▸ Written exercise
Where does the string "name" appear? Copy every line of the entries below that holds it.

▸ Material to process
Start

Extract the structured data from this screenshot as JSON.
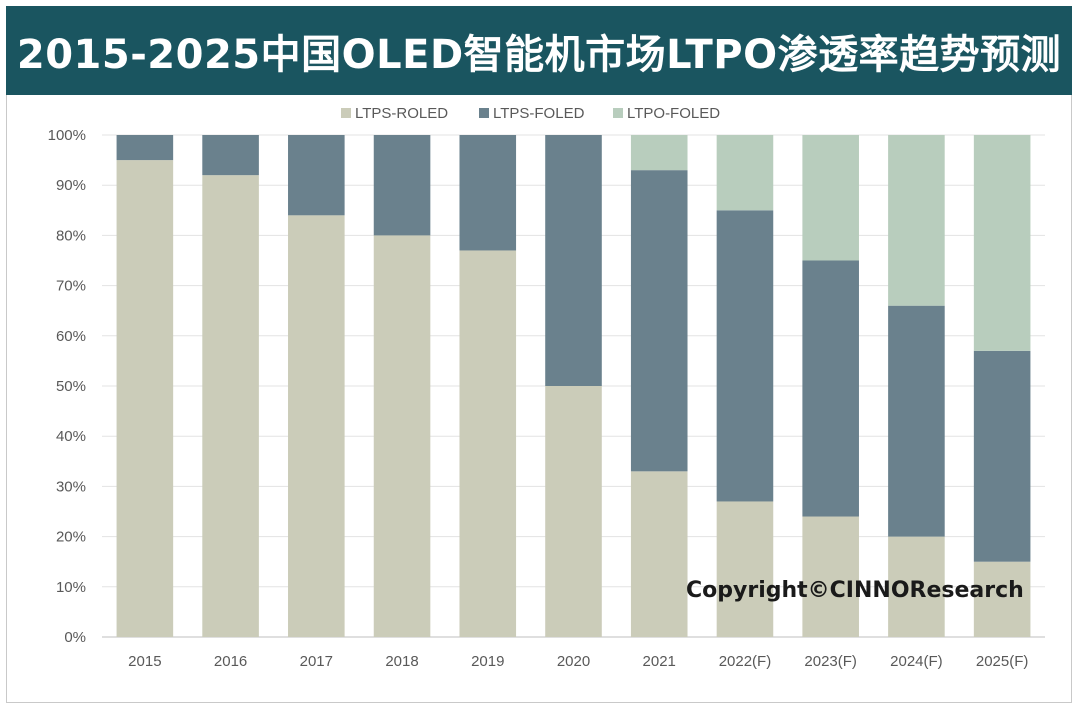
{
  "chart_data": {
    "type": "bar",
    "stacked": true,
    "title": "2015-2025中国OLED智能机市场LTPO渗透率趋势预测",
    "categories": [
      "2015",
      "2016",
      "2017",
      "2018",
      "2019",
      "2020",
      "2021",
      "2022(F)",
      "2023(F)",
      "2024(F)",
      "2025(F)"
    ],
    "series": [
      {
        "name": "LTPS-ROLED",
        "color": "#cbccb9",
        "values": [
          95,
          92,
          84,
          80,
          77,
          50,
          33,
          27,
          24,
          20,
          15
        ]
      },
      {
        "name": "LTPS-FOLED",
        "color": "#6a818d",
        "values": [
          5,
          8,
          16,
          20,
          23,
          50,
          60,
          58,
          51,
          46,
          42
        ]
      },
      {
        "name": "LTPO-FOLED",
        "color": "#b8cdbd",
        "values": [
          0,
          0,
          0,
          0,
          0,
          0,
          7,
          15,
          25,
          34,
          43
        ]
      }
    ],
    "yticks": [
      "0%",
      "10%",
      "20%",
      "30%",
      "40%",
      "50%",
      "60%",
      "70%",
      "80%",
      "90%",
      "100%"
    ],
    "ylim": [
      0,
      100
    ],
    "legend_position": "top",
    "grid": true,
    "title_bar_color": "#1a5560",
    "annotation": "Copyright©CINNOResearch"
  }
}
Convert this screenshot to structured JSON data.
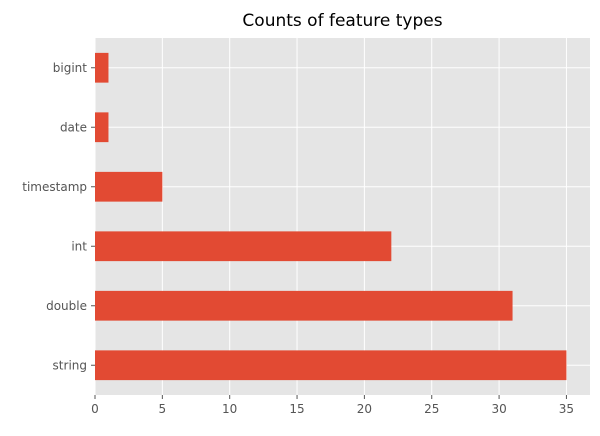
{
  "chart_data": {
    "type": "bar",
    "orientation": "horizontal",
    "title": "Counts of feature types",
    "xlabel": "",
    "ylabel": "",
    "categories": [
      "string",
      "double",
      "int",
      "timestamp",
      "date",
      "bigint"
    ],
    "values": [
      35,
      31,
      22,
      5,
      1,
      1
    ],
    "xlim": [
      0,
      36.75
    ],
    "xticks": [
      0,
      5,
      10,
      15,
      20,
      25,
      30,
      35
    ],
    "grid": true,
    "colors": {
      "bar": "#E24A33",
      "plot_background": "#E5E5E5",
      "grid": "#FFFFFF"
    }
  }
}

End
Start

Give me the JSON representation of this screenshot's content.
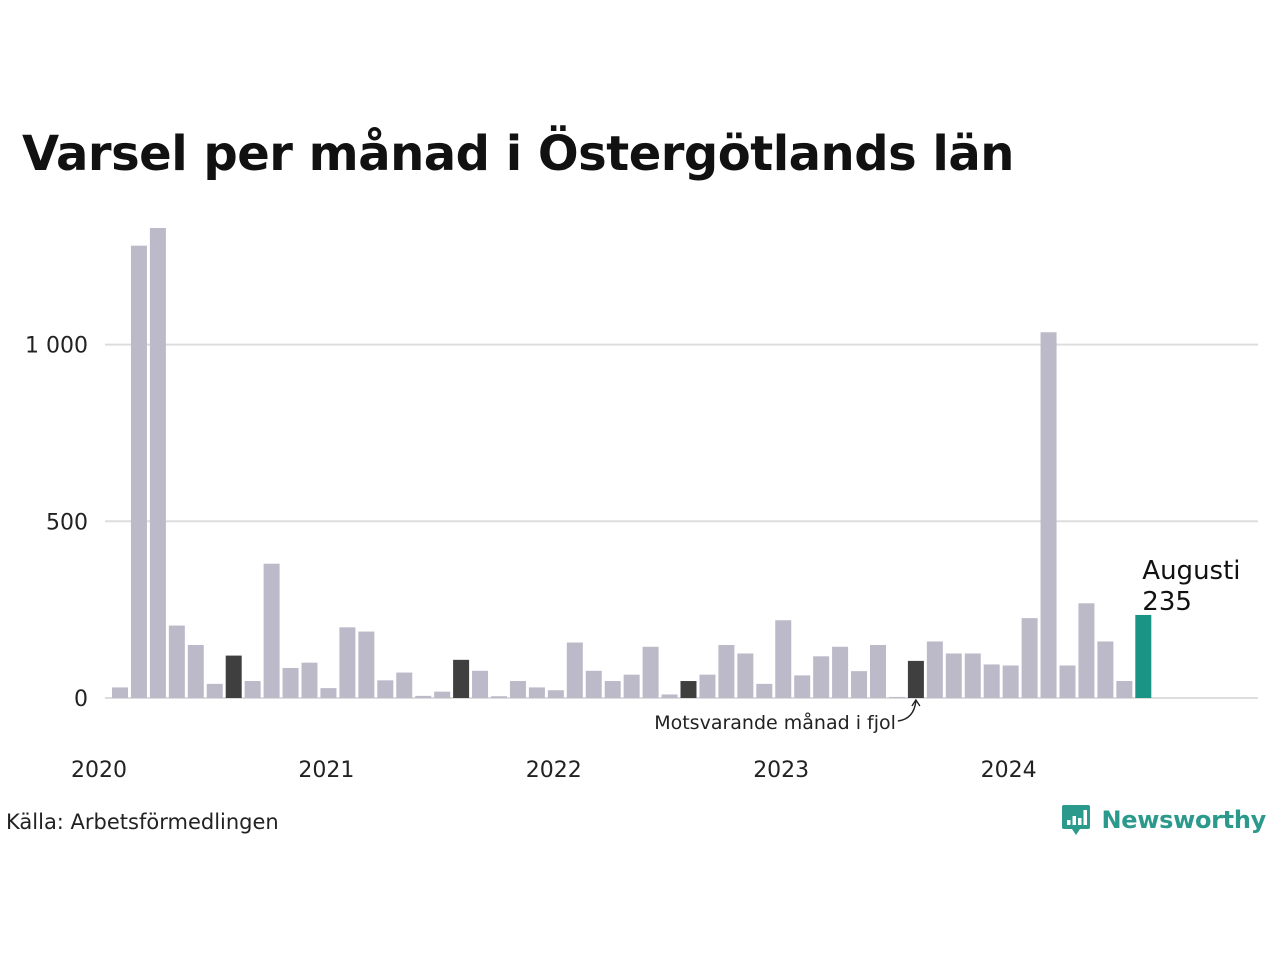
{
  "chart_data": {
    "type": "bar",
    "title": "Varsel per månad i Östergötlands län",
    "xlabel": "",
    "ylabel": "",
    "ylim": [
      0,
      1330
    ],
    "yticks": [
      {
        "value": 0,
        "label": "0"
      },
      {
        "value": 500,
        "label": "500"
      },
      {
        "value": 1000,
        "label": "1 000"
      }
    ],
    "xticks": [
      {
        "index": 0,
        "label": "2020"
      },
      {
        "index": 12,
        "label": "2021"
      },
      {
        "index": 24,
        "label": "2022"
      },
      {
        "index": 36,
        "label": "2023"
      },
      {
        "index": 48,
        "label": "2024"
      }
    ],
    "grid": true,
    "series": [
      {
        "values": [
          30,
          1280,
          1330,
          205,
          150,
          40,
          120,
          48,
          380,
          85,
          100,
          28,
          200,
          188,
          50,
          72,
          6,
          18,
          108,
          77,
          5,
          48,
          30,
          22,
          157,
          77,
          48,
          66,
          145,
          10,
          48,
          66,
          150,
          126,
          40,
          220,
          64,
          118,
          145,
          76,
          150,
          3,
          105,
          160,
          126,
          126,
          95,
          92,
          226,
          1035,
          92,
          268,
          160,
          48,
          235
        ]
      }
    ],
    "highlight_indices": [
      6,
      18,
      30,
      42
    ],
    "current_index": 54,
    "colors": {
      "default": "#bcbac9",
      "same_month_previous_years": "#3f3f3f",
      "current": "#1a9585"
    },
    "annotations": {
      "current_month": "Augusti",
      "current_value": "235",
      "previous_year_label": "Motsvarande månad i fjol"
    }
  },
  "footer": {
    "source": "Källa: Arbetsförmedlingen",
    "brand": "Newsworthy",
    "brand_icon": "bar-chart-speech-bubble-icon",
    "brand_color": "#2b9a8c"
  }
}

End

▸ Problem solution
        "name": "LTPS-ROLED",
        "name": "LTPS-FOLED",
        "name": "LTPO-FOLED",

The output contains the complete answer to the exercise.